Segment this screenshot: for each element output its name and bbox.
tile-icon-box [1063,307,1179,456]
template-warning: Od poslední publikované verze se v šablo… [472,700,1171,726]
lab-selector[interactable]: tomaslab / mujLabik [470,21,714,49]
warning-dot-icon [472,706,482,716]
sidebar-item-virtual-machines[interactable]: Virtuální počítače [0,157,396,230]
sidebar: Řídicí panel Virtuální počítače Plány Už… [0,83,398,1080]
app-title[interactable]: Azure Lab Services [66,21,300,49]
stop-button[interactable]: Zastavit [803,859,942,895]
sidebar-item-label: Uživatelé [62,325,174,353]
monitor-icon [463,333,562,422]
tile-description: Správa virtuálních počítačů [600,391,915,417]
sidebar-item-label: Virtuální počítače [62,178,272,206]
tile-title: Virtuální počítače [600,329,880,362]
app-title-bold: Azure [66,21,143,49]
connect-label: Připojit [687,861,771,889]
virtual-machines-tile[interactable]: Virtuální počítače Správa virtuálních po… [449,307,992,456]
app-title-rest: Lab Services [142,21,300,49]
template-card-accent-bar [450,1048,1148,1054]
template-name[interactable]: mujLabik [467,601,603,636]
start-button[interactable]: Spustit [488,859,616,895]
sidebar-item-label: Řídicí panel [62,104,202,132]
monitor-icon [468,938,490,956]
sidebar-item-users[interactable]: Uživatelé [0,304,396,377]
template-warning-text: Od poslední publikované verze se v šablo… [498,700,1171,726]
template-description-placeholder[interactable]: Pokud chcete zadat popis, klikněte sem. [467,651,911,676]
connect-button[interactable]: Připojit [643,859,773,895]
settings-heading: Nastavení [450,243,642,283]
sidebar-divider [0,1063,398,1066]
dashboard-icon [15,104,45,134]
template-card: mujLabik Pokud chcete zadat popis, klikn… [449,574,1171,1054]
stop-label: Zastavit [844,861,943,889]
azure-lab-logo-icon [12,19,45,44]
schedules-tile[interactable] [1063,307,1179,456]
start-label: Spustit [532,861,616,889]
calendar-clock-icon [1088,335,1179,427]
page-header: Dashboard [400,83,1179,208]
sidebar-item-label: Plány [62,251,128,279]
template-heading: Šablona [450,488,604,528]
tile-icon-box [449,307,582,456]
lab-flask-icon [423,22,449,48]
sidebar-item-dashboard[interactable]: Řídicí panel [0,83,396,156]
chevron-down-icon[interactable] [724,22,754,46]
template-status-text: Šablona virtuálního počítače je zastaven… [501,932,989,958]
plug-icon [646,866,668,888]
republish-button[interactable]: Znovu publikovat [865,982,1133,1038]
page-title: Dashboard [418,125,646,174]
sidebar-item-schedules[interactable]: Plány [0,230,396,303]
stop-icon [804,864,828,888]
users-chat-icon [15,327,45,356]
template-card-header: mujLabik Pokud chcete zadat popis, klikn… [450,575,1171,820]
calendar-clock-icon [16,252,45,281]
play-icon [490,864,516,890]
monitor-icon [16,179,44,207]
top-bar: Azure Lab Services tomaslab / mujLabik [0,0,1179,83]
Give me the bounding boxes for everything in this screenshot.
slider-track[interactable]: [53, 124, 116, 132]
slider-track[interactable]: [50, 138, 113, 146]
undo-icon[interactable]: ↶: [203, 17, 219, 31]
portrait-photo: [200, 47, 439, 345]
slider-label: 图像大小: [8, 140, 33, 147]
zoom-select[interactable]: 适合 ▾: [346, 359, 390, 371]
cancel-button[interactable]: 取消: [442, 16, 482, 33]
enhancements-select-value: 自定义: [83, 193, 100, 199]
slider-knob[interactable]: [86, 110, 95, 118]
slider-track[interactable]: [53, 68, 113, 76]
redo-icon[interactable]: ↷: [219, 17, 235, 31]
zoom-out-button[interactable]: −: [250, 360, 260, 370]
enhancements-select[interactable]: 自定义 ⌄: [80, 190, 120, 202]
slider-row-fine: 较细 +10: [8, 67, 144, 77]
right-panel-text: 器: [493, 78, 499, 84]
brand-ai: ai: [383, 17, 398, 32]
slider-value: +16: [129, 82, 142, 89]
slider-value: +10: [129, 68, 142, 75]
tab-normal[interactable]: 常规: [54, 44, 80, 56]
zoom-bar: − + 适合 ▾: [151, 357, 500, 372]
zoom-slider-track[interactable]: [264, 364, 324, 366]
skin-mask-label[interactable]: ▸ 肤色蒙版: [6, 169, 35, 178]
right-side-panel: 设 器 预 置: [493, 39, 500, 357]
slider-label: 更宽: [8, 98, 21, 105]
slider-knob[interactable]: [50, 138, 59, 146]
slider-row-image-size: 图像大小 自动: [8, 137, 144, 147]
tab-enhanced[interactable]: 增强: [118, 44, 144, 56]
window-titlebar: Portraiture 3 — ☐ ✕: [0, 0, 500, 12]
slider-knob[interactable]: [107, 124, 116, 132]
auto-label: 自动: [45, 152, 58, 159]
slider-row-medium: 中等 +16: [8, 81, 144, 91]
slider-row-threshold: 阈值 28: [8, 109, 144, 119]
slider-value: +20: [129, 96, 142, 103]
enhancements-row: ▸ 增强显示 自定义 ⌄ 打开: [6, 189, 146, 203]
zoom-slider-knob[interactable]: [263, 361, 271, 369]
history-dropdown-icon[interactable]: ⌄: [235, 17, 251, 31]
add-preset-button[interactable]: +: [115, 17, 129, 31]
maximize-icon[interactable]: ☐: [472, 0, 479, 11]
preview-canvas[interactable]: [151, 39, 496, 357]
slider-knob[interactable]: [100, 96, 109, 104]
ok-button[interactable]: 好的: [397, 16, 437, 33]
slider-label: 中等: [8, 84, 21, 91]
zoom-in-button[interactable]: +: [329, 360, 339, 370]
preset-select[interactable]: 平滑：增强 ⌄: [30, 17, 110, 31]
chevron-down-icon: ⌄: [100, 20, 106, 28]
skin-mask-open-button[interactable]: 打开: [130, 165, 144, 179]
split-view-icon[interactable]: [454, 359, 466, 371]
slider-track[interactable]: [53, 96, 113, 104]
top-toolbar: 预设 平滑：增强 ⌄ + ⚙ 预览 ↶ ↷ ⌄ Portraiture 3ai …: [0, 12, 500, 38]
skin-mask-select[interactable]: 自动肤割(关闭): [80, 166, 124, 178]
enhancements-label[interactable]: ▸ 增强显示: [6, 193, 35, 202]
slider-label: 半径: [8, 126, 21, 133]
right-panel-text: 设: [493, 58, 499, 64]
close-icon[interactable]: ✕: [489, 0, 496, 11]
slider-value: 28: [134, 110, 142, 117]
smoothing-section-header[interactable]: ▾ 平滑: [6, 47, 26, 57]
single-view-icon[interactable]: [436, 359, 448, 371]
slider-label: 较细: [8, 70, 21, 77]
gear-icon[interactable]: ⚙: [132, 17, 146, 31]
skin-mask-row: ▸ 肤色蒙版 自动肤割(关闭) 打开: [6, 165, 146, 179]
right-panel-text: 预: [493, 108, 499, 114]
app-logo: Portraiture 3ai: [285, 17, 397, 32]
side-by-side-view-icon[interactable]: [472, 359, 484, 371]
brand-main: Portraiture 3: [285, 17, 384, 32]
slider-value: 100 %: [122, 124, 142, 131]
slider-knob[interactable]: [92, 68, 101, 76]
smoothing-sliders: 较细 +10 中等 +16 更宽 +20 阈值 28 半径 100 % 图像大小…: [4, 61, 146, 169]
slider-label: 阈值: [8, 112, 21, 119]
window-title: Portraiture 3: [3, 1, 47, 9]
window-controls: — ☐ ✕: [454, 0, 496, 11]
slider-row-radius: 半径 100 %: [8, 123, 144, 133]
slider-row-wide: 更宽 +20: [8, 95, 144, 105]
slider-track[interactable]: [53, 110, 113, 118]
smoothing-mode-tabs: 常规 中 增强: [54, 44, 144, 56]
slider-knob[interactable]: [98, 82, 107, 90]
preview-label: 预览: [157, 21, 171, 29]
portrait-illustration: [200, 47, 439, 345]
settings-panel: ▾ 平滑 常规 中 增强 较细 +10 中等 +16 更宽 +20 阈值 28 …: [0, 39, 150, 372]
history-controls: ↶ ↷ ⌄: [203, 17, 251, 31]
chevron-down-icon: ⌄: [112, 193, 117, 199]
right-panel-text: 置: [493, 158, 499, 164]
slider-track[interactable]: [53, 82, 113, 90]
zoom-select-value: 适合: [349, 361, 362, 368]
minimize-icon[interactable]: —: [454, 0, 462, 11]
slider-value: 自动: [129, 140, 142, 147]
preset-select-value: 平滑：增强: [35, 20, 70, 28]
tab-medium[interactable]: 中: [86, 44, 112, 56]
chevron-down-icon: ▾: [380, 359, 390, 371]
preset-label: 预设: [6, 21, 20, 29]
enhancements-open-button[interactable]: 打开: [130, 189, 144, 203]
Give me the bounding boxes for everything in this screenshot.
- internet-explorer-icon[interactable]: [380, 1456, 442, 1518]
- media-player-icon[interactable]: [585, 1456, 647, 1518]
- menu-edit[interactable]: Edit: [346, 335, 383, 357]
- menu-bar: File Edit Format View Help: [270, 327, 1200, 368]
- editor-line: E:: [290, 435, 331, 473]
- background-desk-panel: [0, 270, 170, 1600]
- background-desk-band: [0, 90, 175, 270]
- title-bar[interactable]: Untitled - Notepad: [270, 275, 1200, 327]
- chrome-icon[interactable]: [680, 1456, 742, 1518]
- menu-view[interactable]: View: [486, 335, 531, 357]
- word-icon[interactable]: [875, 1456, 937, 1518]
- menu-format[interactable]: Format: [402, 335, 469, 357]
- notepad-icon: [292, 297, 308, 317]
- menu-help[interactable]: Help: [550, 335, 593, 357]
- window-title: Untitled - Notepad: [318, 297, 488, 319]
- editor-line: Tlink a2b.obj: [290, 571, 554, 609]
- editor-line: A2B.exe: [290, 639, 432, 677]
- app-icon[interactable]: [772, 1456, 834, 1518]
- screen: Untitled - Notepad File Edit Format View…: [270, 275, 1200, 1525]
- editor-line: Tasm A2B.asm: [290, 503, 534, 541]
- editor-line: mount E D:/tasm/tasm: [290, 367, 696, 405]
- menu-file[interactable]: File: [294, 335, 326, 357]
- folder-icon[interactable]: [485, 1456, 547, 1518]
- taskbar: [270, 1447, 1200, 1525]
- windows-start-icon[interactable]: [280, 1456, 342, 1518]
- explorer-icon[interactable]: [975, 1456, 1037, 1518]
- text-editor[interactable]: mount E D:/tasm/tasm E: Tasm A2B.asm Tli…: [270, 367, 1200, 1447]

---

Please recast the rows, from their first line through the line containing "template-description-placeholder[interactable]: Pokud chcete", as a numbered list with blank lines left out.

1. Segment this screenshot: for each element output its name and bbox.
2. tile-icon-box [1063,307,1179,456]
3. template-warning: Od poslední publikované verze se v šablo… [472,700,1171,726]
4. lab-selector[interactable]: tomaslab / mujLabik [470,21,714,49]
5. warning-dot-icon [472,706,482,716]
6. sidebar-item-virtual-machines[interactable]: Virtuální počítače [0,157,396,230]
7. sidebar: Řídicí panel Virtuální počítače Plány Už… [0,83,398,1080]
8. app-title[interactable]: Azure Lab Services [66,21,300,49]
9. stop-button[interactable]: Zastavit [803,859,942,895]
10. sidebar-item-label: Uživatelé [62,325,174,353]
11. monitor-icon [463,333,562,422]
12. tile-description: Správa virtuálních počítačů [600,391,915,417]
13. sidebar-item-label: Virtuální počítače [62,178,272,206]
14. tile-title: Virtuální počítače [600,329,880,362]
15. app-title-bold: Azure [66,21,143,49]
16. connect-label: Připojit [687,861,771,889]
17. virtual-machines-tile[interactable]: Virtuální počítače Správa virtuálních po… [449,307,992,456]
18. app-title-rest: Lab Services [142,21,300,49]
19. template-card-accent-bar [450,1048,1148,1054]
20. template-name[interactable]: mujLabik [467,601,603,636]
21. start-button[interactable]: Spustit [488,859,616,895]
22. sidebar-item-label: Řídicí panel [62,104,202,132]
23. monitor-icon [468,938,490,956]
24. sidebar-item-users[interactable]: Uživatelé [0,304,396,377]
25. template-warning-text: Od poslední publikované verze se v šablo… [498,700,1171,726]
26. template-description-placeholder[interactable]: Pokud chcete zadat popis, klikněte sem. [467,651,911,676]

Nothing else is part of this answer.